Aim 1. From the commentary on the Shiller P/E, list every kind of earnings that the paragraph beginning "Now, while the “price”" names as possible choices for the earnings figure, leaving out the time periods.
Aim 2. Resume the commentary on the Shiller P/E from the point where it stops.

# Document excerpt start

Monday, December 3, 2012

AQR Capital's Cliff Asness on What Shiller's PE10 is Signaling Now

We are fans of Mr. Asness, links below. Shiller, comme ci, comme ça.
(just kidding, Professor).

From AQR Capital Management (Nov. 2012):

An Old Friend: The Stock Market’s Shiller P/E
This commentary was excerpted with minor edits from the third-quarter 2012 letter to investors in AQR’s Absolute Return Fund.

It’s been a long-time since we’ve discussed this, but since it’s actually the source of some current controversy,1 now seems like a good time to re-examine the valuation of the entire U.S. stock market, and particularly the relevance and meaning of the Shiller P/E, a measure we have favored in the past.

Recall that researchers have found that valuation measures have some power to forecast long-horizon (say 10- year) stock market returns. Of course, there is not one unique valuation measure known to be perfect, and most possible choices have their pros and cons. In particular, for many years, researchers and practitioners have made use of the price-to-earnings ratio. For every dollar you invest in the S&P 500, how many dollars of earnings do you get (not that an investor actually receives all the earnings)?

Now, while the “price” in price-to-earnings is well specified, there is generally no agreement on what to use for earnings. One can use operating or total earnings. One can use forecasted or trailing earnings. One can use last quarter, last year, or even longer to measure earnings. Many other adjustments and methods are possible.

In particular, though we will touch on some of the other possibilities, we will focus primarily on two measures at the forefront of today’s argument: A market P/E calculated using standard one-year trailing total earnings vs. what has come to be called the “Shiller P/E.”3 The idea of the Shiller P/E arose from the observation that one-year earnings are highly volatile and probably mean-reverting. Thus, at times of very high earnings, the one-year P/E might look “too low” (stocks too cheap) and when earnings are very low, the opposite can occur and the one-year P/E might look “too high” (stocks too expensive). At extremes, like very bad recessions, earnings can get so low as to approach or pass zero, making the one year P/E obviously silly (this almost happened in 2008/09).

# Document excerpt end
# Provided material start

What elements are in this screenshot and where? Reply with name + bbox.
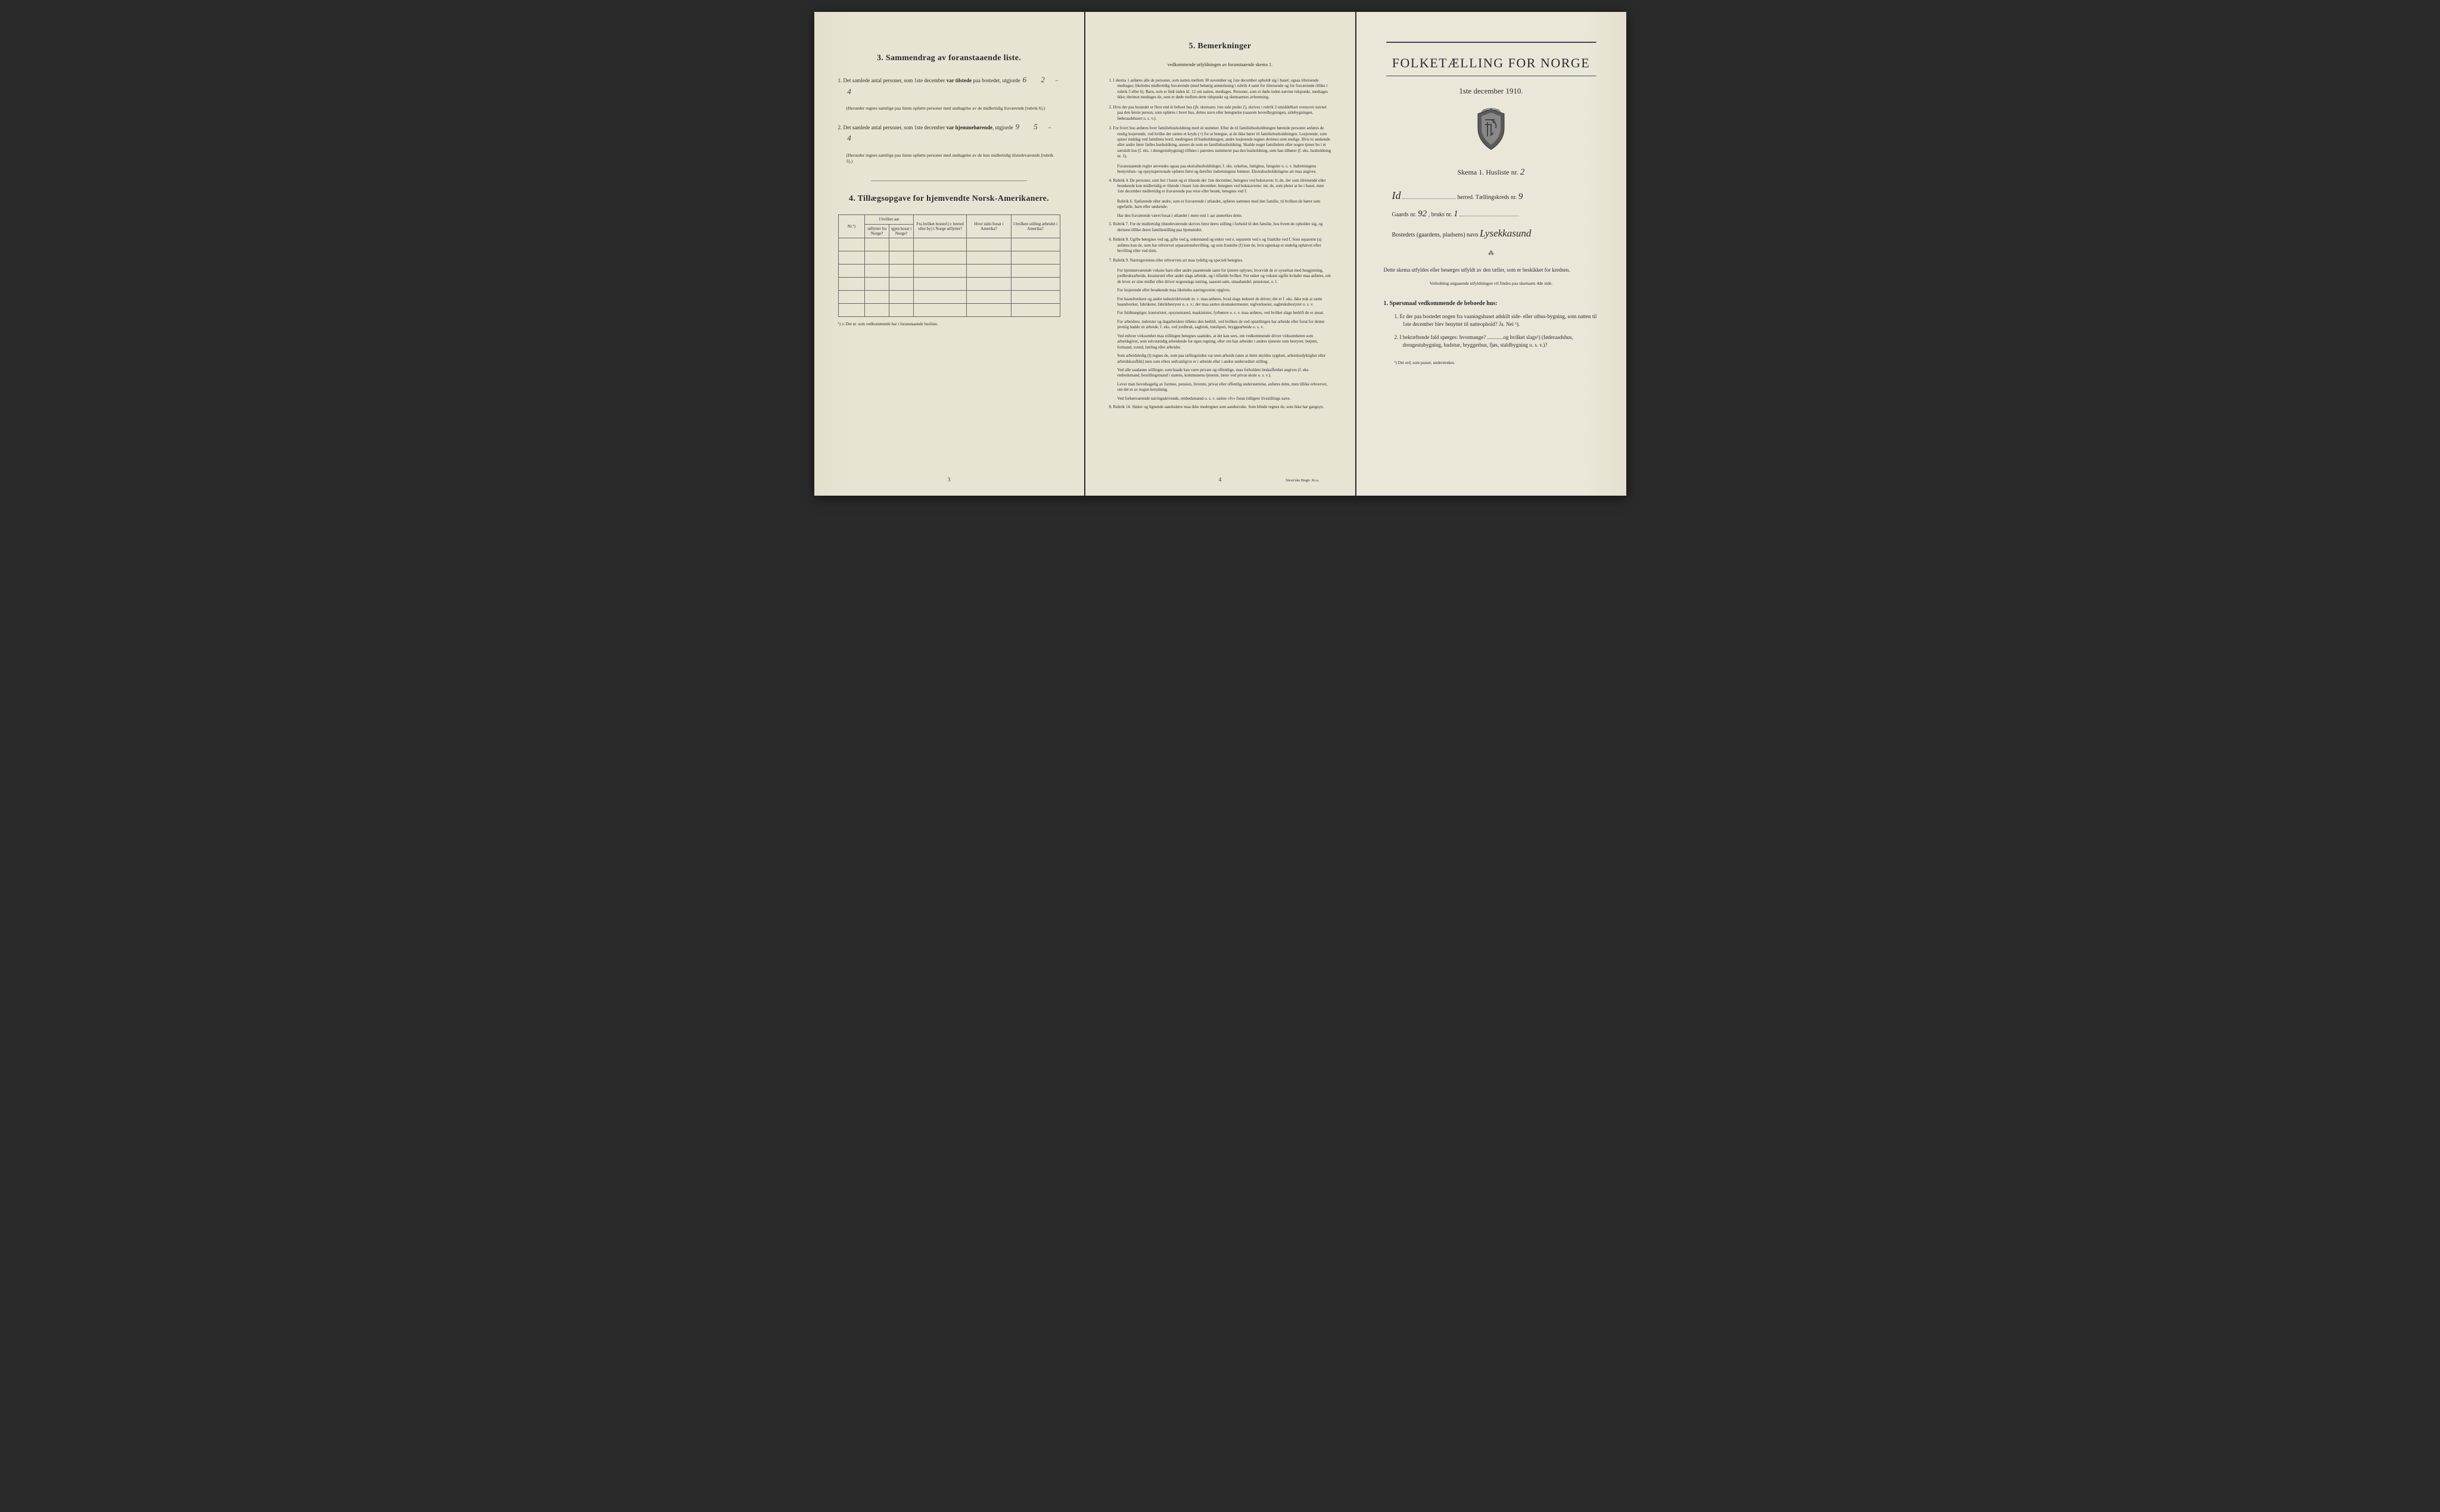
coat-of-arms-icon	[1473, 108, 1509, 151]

# Provided material end

Written answer 1.
- Operating earnings
- Total earnings
- Forecasted earnings
- Trailing earnings

Written answer 2.
What the Shiller P/E does to adjust for this problem is simple and effective, if obviously imperfect. Instead of using oneyear trailing earnings, it uses the average of the prior 10 years of trailing earnings (inflation adjusted).4 Ten years is, of course, arbitrary. You would be hard-pressed to find a theoretical argument favoring it over, say, nine or 12 years. However, it struck its creators and many of us as reasonable and intuitive. It extends over one or two typical business cycles without going too deeply into the very distant past. Put simply, one-year P/E’s represent what an investor pays for the last years’ worth of S&P 500 earnings, again a very volatile number. In contrast, the Shiller P/E represents what an investor pays for the last 10 years’ average real S&P 500 earnings. The hope is that this is a more stable measure that is more relevant to long-term future stock returns and earnings.

So, what do Shiller P/E’s look like over history up until today?...MORE (8 page PDF)


HT: CFA Institute

Previously:
UPDATED--Cliff Asness' AQR Capital: A Century of Evidence on Trend-Following Investing; Since 1903
Cliff Asness’s AQR Staff Built Him A Robot Warren Buffett (BRK.B)
Elections and Markets: Okay, Rob Arnott isn't ALWAYS Right
Man vs. Machine on Wall Street: How Computers Beat the Market (and should they be banned?)
 See for "The Only Free Lunch in Economics"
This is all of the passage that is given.